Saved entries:
============
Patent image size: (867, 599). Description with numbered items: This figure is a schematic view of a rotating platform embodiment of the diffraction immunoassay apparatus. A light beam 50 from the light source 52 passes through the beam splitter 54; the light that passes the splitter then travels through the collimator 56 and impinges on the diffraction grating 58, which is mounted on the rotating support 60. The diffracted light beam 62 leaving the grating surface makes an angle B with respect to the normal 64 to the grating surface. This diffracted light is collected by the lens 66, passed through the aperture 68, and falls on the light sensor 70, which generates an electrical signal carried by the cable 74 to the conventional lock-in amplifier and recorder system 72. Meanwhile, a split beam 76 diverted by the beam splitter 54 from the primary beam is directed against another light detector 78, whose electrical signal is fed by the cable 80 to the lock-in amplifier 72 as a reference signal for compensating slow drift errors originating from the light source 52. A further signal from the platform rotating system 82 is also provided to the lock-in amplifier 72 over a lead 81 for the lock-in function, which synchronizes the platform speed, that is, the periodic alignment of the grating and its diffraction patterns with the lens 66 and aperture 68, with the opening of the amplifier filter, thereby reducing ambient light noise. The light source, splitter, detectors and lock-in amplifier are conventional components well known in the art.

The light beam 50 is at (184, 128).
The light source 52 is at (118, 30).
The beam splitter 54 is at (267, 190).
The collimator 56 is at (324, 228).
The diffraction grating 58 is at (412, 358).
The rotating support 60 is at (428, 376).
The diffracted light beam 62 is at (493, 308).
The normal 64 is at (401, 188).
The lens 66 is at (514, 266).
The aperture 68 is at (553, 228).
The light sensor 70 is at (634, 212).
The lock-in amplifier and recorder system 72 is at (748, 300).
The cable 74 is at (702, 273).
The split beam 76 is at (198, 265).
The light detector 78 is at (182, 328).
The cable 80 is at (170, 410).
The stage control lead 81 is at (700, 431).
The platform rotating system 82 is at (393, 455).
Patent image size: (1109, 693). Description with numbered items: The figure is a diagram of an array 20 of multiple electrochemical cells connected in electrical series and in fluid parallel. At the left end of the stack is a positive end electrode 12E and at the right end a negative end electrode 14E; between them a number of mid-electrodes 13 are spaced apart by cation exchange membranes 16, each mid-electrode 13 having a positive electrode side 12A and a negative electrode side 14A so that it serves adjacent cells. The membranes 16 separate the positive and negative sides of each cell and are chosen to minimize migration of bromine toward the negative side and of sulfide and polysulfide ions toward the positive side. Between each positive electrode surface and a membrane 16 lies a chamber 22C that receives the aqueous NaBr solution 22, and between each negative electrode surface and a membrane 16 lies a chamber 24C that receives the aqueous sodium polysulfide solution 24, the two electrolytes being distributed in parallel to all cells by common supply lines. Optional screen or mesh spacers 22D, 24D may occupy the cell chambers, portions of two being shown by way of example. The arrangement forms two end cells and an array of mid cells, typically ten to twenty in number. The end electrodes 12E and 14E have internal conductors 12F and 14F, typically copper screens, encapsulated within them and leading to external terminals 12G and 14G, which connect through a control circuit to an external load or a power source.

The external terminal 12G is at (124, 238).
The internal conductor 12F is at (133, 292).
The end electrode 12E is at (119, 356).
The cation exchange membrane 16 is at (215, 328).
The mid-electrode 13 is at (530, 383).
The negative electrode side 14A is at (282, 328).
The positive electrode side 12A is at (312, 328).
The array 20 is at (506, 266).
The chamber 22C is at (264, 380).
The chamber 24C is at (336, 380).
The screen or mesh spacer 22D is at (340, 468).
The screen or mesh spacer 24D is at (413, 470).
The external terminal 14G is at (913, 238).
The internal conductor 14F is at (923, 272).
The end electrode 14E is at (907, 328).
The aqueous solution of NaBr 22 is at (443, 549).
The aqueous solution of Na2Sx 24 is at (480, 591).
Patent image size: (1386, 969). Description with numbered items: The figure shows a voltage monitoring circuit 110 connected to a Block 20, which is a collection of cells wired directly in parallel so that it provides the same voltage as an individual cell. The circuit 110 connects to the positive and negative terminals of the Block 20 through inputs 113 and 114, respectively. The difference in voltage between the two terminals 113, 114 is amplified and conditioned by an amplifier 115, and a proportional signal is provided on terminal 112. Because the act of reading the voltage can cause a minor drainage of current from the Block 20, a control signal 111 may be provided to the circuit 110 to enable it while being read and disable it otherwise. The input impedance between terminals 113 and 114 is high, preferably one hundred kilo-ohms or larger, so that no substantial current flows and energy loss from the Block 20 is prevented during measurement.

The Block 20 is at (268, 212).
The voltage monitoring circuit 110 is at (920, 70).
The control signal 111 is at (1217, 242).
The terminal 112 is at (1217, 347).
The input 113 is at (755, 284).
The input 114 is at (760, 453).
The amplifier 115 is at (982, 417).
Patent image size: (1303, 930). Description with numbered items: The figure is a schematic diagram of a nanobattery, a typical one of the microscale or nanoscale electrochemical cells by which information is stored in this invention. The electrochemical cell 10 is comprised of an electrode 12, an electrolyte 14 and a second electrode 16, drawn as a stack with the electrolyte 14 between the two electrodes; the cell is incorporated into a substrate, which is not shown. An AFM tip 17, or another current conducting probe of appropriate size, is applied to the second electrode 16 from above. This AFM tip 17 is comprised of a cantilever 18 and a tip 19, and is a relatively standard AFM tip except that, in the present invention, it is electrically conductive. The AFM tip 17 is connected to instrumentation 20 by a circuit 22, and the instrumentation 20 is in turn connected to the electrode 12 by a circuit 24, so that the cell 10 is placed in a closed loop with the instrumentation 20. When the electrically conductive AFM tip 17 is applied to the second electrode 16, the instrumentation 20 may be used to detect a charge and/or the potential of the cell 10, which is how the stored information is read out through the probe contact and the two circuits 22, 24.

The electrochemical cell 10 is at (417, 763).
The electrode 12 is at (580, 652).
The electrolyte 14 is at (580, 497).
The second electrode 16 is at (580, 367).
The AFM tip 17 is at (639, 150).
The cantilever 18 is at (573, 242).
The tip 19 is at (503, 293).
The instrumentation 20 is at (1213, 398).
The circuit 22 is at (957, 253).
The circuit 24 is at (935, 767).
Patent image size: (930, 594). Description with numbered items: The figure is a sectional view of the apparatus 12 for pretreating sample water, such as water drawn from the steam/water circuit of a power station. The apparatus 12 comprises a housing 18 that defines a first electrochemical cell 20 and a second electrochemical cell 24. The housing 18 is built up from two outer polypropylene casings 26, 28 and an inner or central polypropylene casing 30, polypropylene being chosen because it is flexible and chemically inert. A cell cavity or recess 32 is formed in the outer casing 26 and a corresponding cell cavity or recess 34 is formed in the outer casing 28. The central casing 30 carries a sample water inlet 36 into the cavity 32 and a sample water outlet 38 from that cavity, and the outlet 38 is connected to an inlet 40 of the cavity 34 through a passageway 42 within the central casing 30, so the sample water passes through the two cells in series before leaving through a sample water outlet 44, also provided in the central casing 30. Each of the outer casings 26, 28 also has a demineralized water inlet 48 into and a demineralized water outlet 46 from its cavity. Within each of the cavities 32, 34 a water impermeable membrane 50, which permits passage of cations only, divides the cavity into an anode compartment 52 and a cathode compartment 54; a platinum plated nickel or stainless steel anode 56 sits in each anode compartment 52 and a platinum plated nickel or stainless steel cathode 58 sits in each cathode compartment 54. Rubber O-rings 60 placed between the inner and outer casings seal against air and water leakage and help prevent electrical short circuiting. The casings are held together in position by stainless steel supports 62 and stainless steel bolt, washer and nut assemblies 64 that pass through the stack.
============
▸ PROBLEM TO SOLVE: Each line above is to be reproduced exactly. Leave none out.

▸ TASK ANSWER:
Patent image size: (867, 599). Description with numbered items: This figure is a schematic view of a rotating platform embodiment of the diffraction immunoassay apparatus. A light beam 50 from the light source 52 passes through the beam splitter 54; the light that passes the splitter then travels through the collimator 56 and impinges on the diffraction grating 58, which is mounted on the rotating support 60. The diffracted light beam 62 leaving the grating surface makes an angle B with respect to the normal 64 to the grating surface. This diffracted light is collected by the lens 66, passed through the aperture 68, and falls on the light sensor 70, which generates an electrical signal carried by the cable 74 to the conventional lock-in amplifier and recorder system 72. Meanwhile, a split beam 76 diverted by the beam splitter 54 from the primary beam is directed against another light detector 78, whose electrical signal is fed by the cable 80 to the lock-in amplifier 72 as a reference signal for compensating slow drift errors originating from the light source 52. A further signal from the platform rotating system 82 is also provided to the lock-in amplifier 72 over a lead 81 for the lock-in function, which synchronizes the platform speed, that is, the periodic alignment of the grating and its diffraction patterns with the lens 66 and aperture 68, with the opening of the amplifier filter, thereby reducing ambient light noise. The light source, splitter, detectors and lock-in amplifier are conventional components well known in the art.

The light beam 50 is at (184, 128).
The light source 52 is at (118, 30).
The beam splitter 54 is at (267, 190).
The collimator 56 is at (324, 228).
The diffraction grating 58 is at (412, 358).
The rotating support 60 is at (428, 376).
The diffracted light beam 62 is at (493, 308).
The normal 64 is at (401, 188).
The lens 66 is at (514, 266).
The aperture 68 is at (553, 228).
The light sensor 70 is at (634, 212).
The lock-in amplifier and recorder system 72 is at (748, 300).
The cable 74 is at (702, 273).
The split beam 76 is at (198, 265).
The light detector 78 is at (182, 328).
The cable 80 is at (170, 410).
The stage control lead 81 is at (700, 431).
The platform rotating system 82 is at (393, 455).
Patent image size: (1109, 693). Description with numbered items: The figure is a diagram of an array 20 of multiple electrochemical cells connected in electrical series and in fluid parallel. At the left end of the stack is a positive end electrode 12E and at the right end a negative end electrode 14E; between them a number of mid-electrodes 13 are spaced apart by cation exchange membranes 16, each mid-electrode 13 having a positive electrode side 12A and a negative electrode side 14A so that it serves adjacent cells. The membranes 16 separate the positive and negative sides of each cell and are chosen to minimize migration of bromine toward the negative side and of sulfide and polysulfide ions toward the positive side. Between each positive electrode surface and a membrane 16 lies a chamber 22C that receives the aqueous NaBr solution 22, and between each negative electrode surface and a membrane 16 lies a chamber 24C that receives the aqueous sodium polysulfide solution 24, the two electrolytes being distributed in parallel to all cells by common supply lines. Optional screen or mesh spacers 22D, 24D may occupy the cell chambers, portions of two being shown by way of example. The arrangement forms two end cells and an array of mid cells, typically ten to twenty in number. The end electrodes 12E and 14E have internal conductors 12F and 14F, typically copper screens, encapsulated within them and leading to external terminals 12G and 14G, which connect through a control circuit to an external load or a power source.

The external terminal 12G is at (124, 238).
The internal conductor 12F is at (133, 292).
The end electrode 12E is at (119, 356).
The cation exchange membrane 16 is at (215, 328).
The mid-electrode 13 is at (530, 383).
The negative electrode side 14A is at (282, 328).
The positive electrode side 12A is at (312, 328).
The array 20 is at (506, 266).
The chamber 22C is at (264, 380).
The chamber 24C is at (336, 380).
The screen or mesh spacer 22D is at (340, 468).
The screen or mesh spacer 24D is at (413, 470).
The external terminal 14G is at (913, 238).
The internal conductor 14F is at (923, 272).
The end electrode 14E is at (907, 328).
The aqueous solution of NaBr 22 is at (443, 549).
The aqueous solution of Na2Sx 24 is at (480, 591).
Patent image size: (1386, 969). Description with numbered items: The figure shows a voltage monitoring circuit 110 connected to a Block 20, which is a collection of cells wired directly in parallel so that it provides the same voltage as an individual cell. The circuit 110 connects to the positive and negative terminals of the Block 20 through inputs 113 and 114, respectively. The difference in voltage between the two terminals 113, 114 is amplified and conditioned by an amplifier 115, and a proportional signal is provided on terminal 112. Because the act of reading the voltage can cause a minor drainage of current from the Block 20, a control signal 111 may be provided to the circuit 110 to enable it while being read and disable it otherwise. The input impedance between terminals 113 and 114 is high, preferably one hundred kilo-ohms or larger, so that no substantial current flows and energy loss from the Block 20 is prevented during measurement.

The Block 20 is at (268, 212).
The voltage monitoring circuit 110 is at (920, 70).
The control signal 111 is at (1217, 242).
The terminal 112 is at (1217, 347).
The input 113 is at (755, 284).
The input 114 is at (760, 453).
The amplifier 115 is at (982, 417).
Patent image size: (1303, 930). Description with numbered items: The figure is a schematic diagram of a nanobattery, a typical one of the microscale or nanoscale electrochemical cells by which information is stored in this invention. The electrochemical cell 10 is comprised of an electrode 12, an electrolyte 14 and a second electrode 16, drawn as a stack with the electrolyte 14 between the two electrodes; the cell is incorporated into a substrate, which is not shown. An AFM tip 17, or another current conducting probe of appropriate size, is applied to the second electrode 16 from above. This AFM tip 17 is comprised of a cantilever 18 and a tip 19, and is a relatively standard AFM tip except that, in the present invention, it is electrically conductive. The AFM tip 17 is connected to instrumentation 20 by a circuit 22, and the instrumentation 20 is in turn connected to the electrode 12 by a circuit 24, so that the cell 10 is placed in a closed loop with the instrumentation 20. When the electrically conductive AFM tip 17 is applied to the second electrode 16, the instrumentation 20 may be used to detect a charge and/or the potential of the cell 10, which is how the stored information is read out through the probe contact and the two circuits 22, 24.

The electrochemical cell 10 is at (417, 763).
The electrode 12 is at (580, 652).
The electrolyte 14 is at (580, 497).
The second electrode 16 is at (580, 367).
The AFM tip 17 is at (639, 150).
The cantilever 18 is at (573, 242).
The tip 19 is at (503, 293).
The instrumentation 20 is at (1213, 398).
The circuit 22 is at (957, 253).
The circuit 24 is at (935, 767).
Patent image size: (930, 594). Description with numbered items: The figure is a sectional view of the apparatus 12 for pretreating sample water, such as water drawn from the steam/water circuit of a power station. The apparatus 12 comprises a housing 18 that defines a first electrochemical cell 20 and a second electrochemical cell 24. The housing 18 is built up from two outer polypropylene casings 26, 28 and an inner or central polypropylene casing 30, polypropylene being chosen because it is flexible and chemically inert. A cell cavity or recess 32 is formed in the outer casing 26 and a corresponding cell cavity or recess 34 is formed in the outer casing 28. The central casing 30 carries a sample water inlet 36 into the cavity 32 and a sample water outlet 38 from that cavity, and the outlet 38 is connected to an inlet 40 of the cavity 34 through a passageway 42 within the central casing 30, so the sample water passes through the two cells in series before leaving through a sample water outlet 44, also provided in the central casing 30. Each of the outer casings 26, 28 also has a demineralized water inlet 48 into and a demineralized water outlet 46 from its cavity. Within each of the cavities 32, 34 a water impermeable membrane 50, which permits passage of cations only, divides the cavity into an anode compartment 52 and a cathode compartment 54; a platinum plated nickel or stainless steel anode 56 sits in each anode compartment 52 and a platinum plated nickel or stainless steel cathode 58 sits in each cathode compartment 54. Rubber O-rings 60 placed between the inner and outer casings seal against air and water leakage and help prevent electrical short circuiting. The casings are held together in position by stainless steel supports 62 and stainless steel bolt, washer and nut assemblies 64 that pass through the stack.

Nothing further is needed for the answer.